BEGIN

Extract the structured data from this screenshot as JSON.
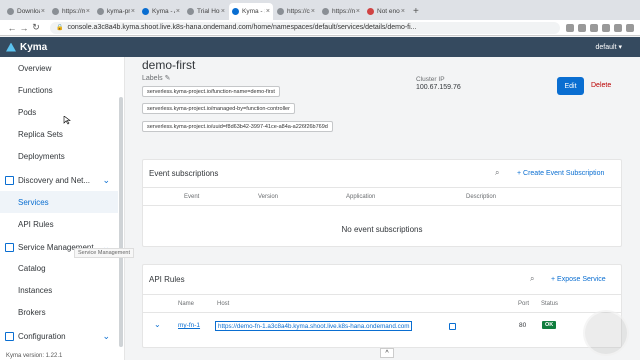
{
  "browser": {
    "tabs": [
      {
        "label": "Downloa",
        "fav": "gray"
      },
      {
        "label": "https://m",
        "fav": "gray"
      },
      {
        "label": "kyma-pro",
        "fav": "gray"
      },
      {
        "label": "Kyma - A",
        "fav": "blue"
      },
      {
        "label": "Trial Hom",
        "fav": "gray"
      },
      {
        "label": "Kyma - S",
        "fav": "blue",
        "active": true
      },
      {
        "label": "https://c",
        "fav": "gray"
      },
      {
        "label": "https://n",
        "fav": "gray"
      },
      {
        "label": "Not enou",
        "fav": "red"
      }
    ],
    "url": "console.a3c8a4b.kyma.shoot.live.k8s-hana.ondemand.com/home/namespaces/default/services/details/demo-fi..."
  },
  "header": {
    "brand": "Kyma",
    "namespace": "default ▾"
  },
  "sidebar": {
    "items": [
      {
        "label": "Overview"
      },
      {
        "label": "Functions"
      },
      {
        "label": "Pods"
      },
      {
        "label": "Replica Sets"
      },
      {
        "label": "Deployments"
      },
      {
        "label": "Discovery and Net...",
        "group": true
      },
      {
        "label": "Services",
        "active": true
      },
      {
        "label": "API Rules"
      },
      {
        "label": "Service Management",
        "group": true
      },
      {
        "label": "Catalog"
      },
      {
        "label": "Instances"
      },
      {
        "label": "Brokers"
      },
      {
        "label": "Configuration",
        "group": true
      }
    ],
    "tooltip": "Service Management",
    "version": "Kyma version: 1.22.1"
  },
  "service": {
    "name": "demo-first",
    "labels_title": "Labels",
    "labels": [
      "serverless.kyma-project.io/function-name=demo-first",
      "serverless.kyma-project.io/managed-by=function-controller",
      "serverless.kyma-project.io/uuid=f8d63b42-3997-41ce-a84a-a226f26b769d"
    ],
    "cluster_ip_label": "Cluster IP",
    "cluster_ip": "100.67.159.76",
    "edit": "Edit",
    "delete": "Delete"
  },
  "event_subscriptions": {
    "title": "Event subscriptions",
    "create": "+ Create Event Subscription",
    "columns": [
      "Event",
      "Version",
      "Application",
      "Description"
    ],
    "empty": "No event subscriptions"
  },
  "api_rules": {
    "title": "API Rules",
    "expose": "+ Expose Service",
    "columns": [
      "Name",
      "Host",
      "Port",
      "Status"
    ],
    "rows": [
      {
        "name": "my-fn-1",
        "host": "https://demo-fn-1.a3c8a4b.kyma.shoot.live.k8s-hana.ondemand.com",
        "port": "80",
        "status": "OK"
      }
    ]
  },
  "colors": {
    "accent": "#0a6ed1",
    "shell": "#354a5f",
    "ok": "#107e3e",
    "danger": "#bb0000"
  }
}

END

• What you need to do:
Reproduce the records verbatim, omitting all images they contain.

• Answer in full:
Extract the structured data from this screenshot as JSON.
{
  "browser": {
    "tabs": [
      {
        "label": "Downloa",
        "fav": "gray"
      },
      {
        "label": "https://m",
        "fav": "gray"
      },
      {
        "label": "kyma-pro",
        "fav": "gray"
      },
      {
        "label": "Kyma - A",
        "fav": "blue"
      },
      {
        "label": "Trial Hom",
        "fav": "gray"
      },
      {
        "label": "Kyma - S",
        "fav": "blue",
        "active": true
      },
      {
        "label": "https://c",
        "fav": "gray"
      },
      {
        "label": "https://n",
        "fav": "gray"
      },
      {
        "label": "Not enou",
        "fav": "red"
      }
    ],
    "url": "console.a3c8a4b.kyma.shoot.live.k8s-hana.ondemand.com/home/namespaces/default/services/details/demo-fi..."
  },
  "header": {
    "brand": "Kyma",
    "namespace": "default ▾"
  },
  "sidebar": {
    "items": [
      {
        "label": "Overview"
      },
      {
        "label": "Functions"
      },
      {
        "label": "Pods"
      },
      {
        "label": "Replica Sets"
      },
      {
        "label": "Deployments"
      },
      {
        "label": "Discovery and Net...",
        "group": true
      },
      {
        "label": "Services",
        "active": true
      },
      {
        "label": "API Rules"
      },
      {
        "label": "Service Management",
        "group": true
      },
      {
        "label": "Catalog"
      },
      {
        "label": "Instances"
      },
      {
        "label": "Brokers"
      },
      {
        "label": "Configuration",
        "group": true
      }
    ],
    "tooltip": "Service Management",
    "version": "Kyma version: 1.22.1"
  },
  "service": {
    "name": "demo-first",
    "labels_title": "Labels",
    "labels": [
      "serverless.kyma-project.io/function-name=demo-first",
      "serverless.kyma-project.io/managed-by=function-controller",
      "serverless.kyma-project.io/uuid=f8d63b42-3997-41ce-a84a-a226f26b769d"
    ],
    "cluster_ip_label": "Cluster IP",
    "cluster_ip": "100.67.159.76",
    "edit": "Edit",
    "delete": "Delete"
  },
  "event_subscriptions": {
    "title": "Event subscriptions",
    "create": "+ Create Event Subscription",
    "columns": [
      "Event",
      "Version",
      "Application",
      "Description"
    ],
    "empty": "No event subscriptions"
  },
  "api_rules": {
    "title": "API Rules",
    "expose": "+ Expose Service",
    "columns": [
      "Name",
      "Host",
      "Port",
      "Status"
    ],
    "rows": [
      {
        "name": "my-fn-1",
        "host": "https://demo-fn-1.a3c8a4b.kyma.shoot.live.k8s-hana.ondemand.com",
        "port": "80",
        "status": "OK"
      }
    ]
  },
  "colors": {
    "accent": "#0a6ed1",
    "shell": "#354a5f",
    "ok": "#107e3e",
    "danger": "#bb0000"
  }
}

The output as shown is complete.